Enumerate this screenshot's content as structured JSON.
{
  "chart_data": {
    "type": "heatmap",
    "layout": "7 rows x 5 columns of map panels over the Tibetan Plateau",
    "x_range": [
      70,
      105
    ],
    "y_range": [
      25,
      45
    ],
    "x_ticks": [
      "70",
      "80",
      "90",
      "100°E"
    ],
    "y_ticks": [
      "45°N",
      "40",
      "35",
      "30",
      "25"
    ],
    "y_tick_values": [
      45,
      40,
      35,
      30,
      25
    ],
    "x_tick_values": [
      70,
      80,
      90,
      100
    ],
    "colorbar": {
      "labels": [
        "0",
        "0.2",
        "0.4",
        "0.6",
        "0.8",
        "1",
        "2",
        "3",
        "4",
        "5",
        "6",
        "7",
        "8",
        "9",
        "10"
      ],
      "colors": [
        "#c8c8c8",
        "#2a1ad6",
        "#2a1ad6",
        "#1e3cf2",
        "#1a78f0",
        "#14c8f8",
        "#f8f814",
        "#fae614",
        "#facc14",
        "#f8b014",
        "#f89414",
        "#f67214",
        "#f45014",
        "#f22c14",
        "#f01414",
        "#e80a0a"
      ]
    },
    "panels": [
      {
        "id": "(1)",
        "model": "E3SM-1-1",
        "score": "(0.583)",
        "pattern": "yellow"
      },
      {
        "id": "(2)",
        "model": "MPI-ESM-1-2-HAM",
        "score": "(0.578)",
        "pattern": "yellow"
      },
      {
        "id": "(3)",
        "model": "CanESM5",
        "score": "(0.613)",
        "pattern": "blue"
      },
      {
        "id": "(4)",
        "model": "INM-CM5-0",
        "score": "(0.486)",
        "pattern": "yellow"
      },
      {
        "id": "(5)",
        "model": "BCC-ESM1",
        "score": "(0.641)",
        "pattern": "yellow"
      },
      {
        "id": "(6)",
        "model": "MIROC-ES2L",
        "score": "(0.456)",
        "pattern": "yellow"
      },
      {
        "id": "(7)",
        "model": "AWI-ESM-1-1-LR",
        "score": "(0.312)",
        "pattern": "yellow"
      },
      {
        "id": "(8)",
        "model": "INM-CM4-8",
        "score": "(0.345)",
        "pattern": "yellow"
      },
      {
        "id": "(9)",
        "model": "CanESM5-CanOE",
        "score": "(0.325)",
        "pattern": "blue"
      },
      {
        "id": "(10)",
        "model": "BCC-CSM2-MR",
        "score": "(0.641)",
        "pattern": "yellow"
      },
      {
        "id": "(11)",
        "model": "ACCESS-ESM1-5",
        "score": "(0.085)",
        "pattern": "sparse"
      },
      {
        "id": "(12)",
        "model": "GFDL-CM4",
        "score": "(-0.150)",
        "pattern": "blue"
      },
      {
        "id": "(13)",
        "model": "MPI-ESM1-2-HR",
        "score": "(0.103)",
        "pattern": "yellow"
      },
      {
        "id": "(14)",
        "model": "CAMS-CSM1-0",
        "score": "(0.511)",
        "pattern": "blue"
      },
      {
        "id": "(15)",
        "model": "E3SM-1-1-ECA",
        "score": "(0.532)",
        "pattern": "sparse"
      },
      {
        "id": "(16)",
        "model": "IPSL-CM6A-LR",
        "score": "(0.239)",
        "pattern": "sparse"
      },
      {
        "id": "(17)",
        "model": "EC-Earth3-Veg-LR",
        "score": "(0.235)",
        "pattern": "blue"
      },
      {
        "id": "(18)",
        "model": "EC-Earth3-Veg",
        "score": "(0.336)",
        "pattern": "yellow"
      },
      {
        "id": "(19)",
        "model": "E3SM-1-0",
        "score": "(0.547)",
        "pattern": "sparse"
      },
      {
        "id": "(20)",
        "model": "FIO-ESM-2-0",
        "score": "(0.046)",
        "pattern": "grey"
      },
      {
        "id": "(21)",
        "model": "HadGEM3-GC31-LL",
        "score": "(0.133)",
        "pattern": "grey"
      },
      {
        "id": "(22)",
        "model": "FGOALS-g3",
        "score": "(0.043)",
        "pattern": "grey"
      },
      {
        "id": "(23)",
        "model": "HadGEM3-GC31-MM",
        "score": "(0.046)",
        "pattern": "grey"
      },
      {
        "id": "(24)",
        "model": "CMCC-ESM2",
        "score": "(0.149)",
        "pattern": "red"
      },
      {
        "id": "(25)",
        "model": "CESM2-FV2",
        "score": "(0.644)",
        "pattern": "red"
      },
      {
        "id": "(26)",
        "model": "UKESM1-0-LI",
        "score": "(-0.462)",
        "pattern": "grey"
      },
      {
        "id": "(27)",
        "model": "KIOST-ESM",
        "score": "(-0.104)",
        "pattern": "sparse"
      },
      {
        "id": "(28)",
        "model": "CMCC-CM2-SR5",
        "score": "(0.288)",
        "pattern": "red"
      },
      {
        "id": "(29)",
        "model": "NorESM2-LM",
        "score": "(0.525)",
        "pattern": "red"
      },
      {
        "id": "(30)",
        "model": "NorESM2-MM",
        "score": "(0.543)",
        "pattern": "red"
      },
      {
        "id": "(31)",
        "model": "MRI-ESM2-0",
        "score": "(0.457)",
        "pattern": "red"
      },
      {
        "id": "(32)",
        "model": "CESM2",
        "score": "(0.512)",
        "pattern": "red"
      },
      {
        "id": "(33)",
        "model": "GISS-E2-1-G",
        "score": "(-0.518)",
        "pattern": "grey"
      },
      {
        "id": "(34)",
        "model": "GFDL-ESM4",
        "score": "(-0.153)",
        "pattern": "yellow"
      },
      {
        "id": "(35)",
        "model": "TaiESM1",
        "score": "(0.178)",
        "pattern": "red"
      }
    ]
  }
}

- - -

▶ _Given problem_: The entries above must be returned in full, exactly as shown.

▶ _Exercise solution_:
Enumerate this screenshot's content as structured JSON.
{
  "chart_data": {
    "type": "heatmap",
    "layout": "7 rows x 5 columns of map panels over the Tibetan Plateau",
    "x_range": [
      70,
      105
    ],
    "y_range": [
      25,
      45
    ],
    "x_ticks": [
      "70",
      "80",
      "90",
      "100°E"
    ],
    "y_ticks": [
      "45°N",
      "40",
      "35",
      "30",
      "25"
    ],
    "y_tick_values": [
      45,
      40,
      35,
      30,
      25
    ],
    "x_tick_values": [
      70,
      80,
      90,
      100
    ],
    "colorbar": {
      "labels": [
        "0",
        "0.2",
        "0.4",
        "0.6",
        "0.8",
        "1",
        "2",
        "3",
        "4",
        "5",
        "6",
        "7",
        "8",
        "9",
        "10"
      ],
      "colors": [
        "#c8c8c8",
        "#2a1ad6",
        "#2a1ad6",
        "#1e3cf2",
        "#1a78f0",
        "#14c8f8",
        "#f8f814",
        "#fae614",
        "#facc14",
        "#f8b014",
        "#f89414",
        "#f67214",
        "#f45014",
        "#f22c14",
        "#f01414",
        "#e80a0a"
      ]
    },
    "panels": [
      {
        "id": "(1)",
        "model": "E3SM-1-1",
        "score": "(0.583)",
        "pattern": "yellow"
      },
      {
        "id": "(2)",
        "model": "MPI-ESM-1-2-HAM",
        "score": "(0.578)",
        "pattern": "yellow"
      },
      {
        "id": "(3)",
        "model": "CanESM5",
        "score": "(0.613)",
        "pattern": "blue"
      },
      {
        "id": "(4)",
        "model": "INM-CM5-0",
        "score": "(0.486)",
        "pattern": "yellow"
      },
      {
        "id": "(5)",
        "model": "BCC-ESM1",
        "score": "(0.641)",
        "pattern": "yellow"
      },
      {
        "id": "(6)",
        "model": "MIROC-ES2L",
        "score": "(0.456)",
        "pattern": "yellow"
      },
      {
        "id": "(7)",
        "model": "AWI-ESM-1-1-LR",
        "score": "(0.312)",
        "pattern": "yellow"
      },
      {
        "id": "(8)",
        "model": "INM-CM4-8",
        "score": "(0.345)",
        "pattern": "yellow"
      },
      {
        "id": "(9)",
        "model": "CanESM5-CanOE",
        "score": "(0.325)",
        "pattern": "blue"
      },
      {
        "id": "(10)",
        "model": "BCC-CSM2-MR",
        "score": "(0.641)",
        "pattern": "yellow"
      },
      {
        "id": "(11)",
        "model": "ACCESS-ESM1-5",
        "score": "(0.085)",
        "pattern": "sparse"
      },
      {
        "id": "(12)",
        "model": "GFDL-CM4",
        "score": "(-0.150)",
        "pattern": "blue"
      },
      {
        "id": "(13)",
        "model": "MPI-ESM1-2-HR",
        "score": "(0.103)",
        "pattern": "yellow"
      },
      {
        "id": "(14)",
        "model": "CAMS-CSM1-0",
        "score": "(0.511)",
        "pattern": "blue"
      },
      {
        "id": "(15)",
        "model": "E3SM-1-1-ECA",
        "score": "(0.532)",
        "pattern": "sparse"
      },
      {
        "id": "(16)",
        "model": "IPSL-CM6A-LR",
        "score": "(0.239)",
        "pattern": "sparse"
      },
      {
        "id": "(17)",
        "model": "EC-Earth3-Veg-LR",
        "score": "(0.235)",
        "pattern": "blue"
      },
      {
        "id": "(18)",
        "model": "EC-Earth3-Veg",
        "score": "(0.336)",
        "pattern": "yellow"
      },
      {
        "id": "(19)",
        "model": "E3SM-1-0",
        "score": "(0.547)",
        "pattern": "sparse"
      },
      {
        "id": "(20)",
        "model": "FIO-ESM-2-0",
        "score": "(0.046)",
        "pattern": "grey"
      },
      {
        "id": "(21)",
        "model": "HadGEM3-GC31-LL",
        "score": "(0.133)",
        "pattern": "grey"
      },
      {
        "id": "(22)",
        "model": "FGOALS-g3",
        "score": "(0.043)",
        "pattern": "grey"
      },
      {
        "id": "(23)",
        "model": "HadGEM3-GC31-MM",
        "score": "(0.046)",
        "pattern": "grey"
      },
      {
        "id": "(24)",
        "model": "CMCC-ESM2",
        "score": "(0.149)",
        "pattern": "red"
      },
      {
        "id": "(25)",
        "model": "CESM2-FV2",
        "score": "(0.644)",
        "pattern": "red"
      },
      {
        "id": "(26)",
        "model": "UKESM1-0-LI",
        "score": "(-0.462)",
        "pattern": "grey"
      },
      {
        "id": "(27)",
        "model": "KIOST-ESM",
        "score": "(-0.104)",
        "pattern": "sparse"
      },
      {
        "id": "(28)",
        "model": "CMCC-CM2-SR5",
        "score": "(0.288)",
        "pattern": "red"
      },
      {
        "id": "(29)",
        "model": "NorESM2-LM",
        "score": "(0.525)",
        "pattern": "red"
      },
      {
        "id": "(30)",
        "model": "NorESM2-MM",
        "score": "(0.543)",
        "pattern": "red"
      },
      {
        "id": "(31)",
        "model": "MRI-ESM2-0",
        "score": "(0.457)",
        "pattern": "red"
      },
      {
        "id": "(32)",
        "model": "CESM2",
        "score": "(0.512)",
        "pattern": "red"
      },
      {
        "id": "(33)",
        "model": "GISS-E2-1-G",
        "score": "(-0.518)",
        "pattern": "grey"
      },
      {
        "id": "(34)",
        "model": "GFDL-ESM4",
        "score": "(-0.153)",
        "pattern": "yellow"
      },
      {
        "id": "(35)",
        "model": "TaiESM1",
        "score": "(0.178)",
        "pattern": "red"
      }
    ]
  }
}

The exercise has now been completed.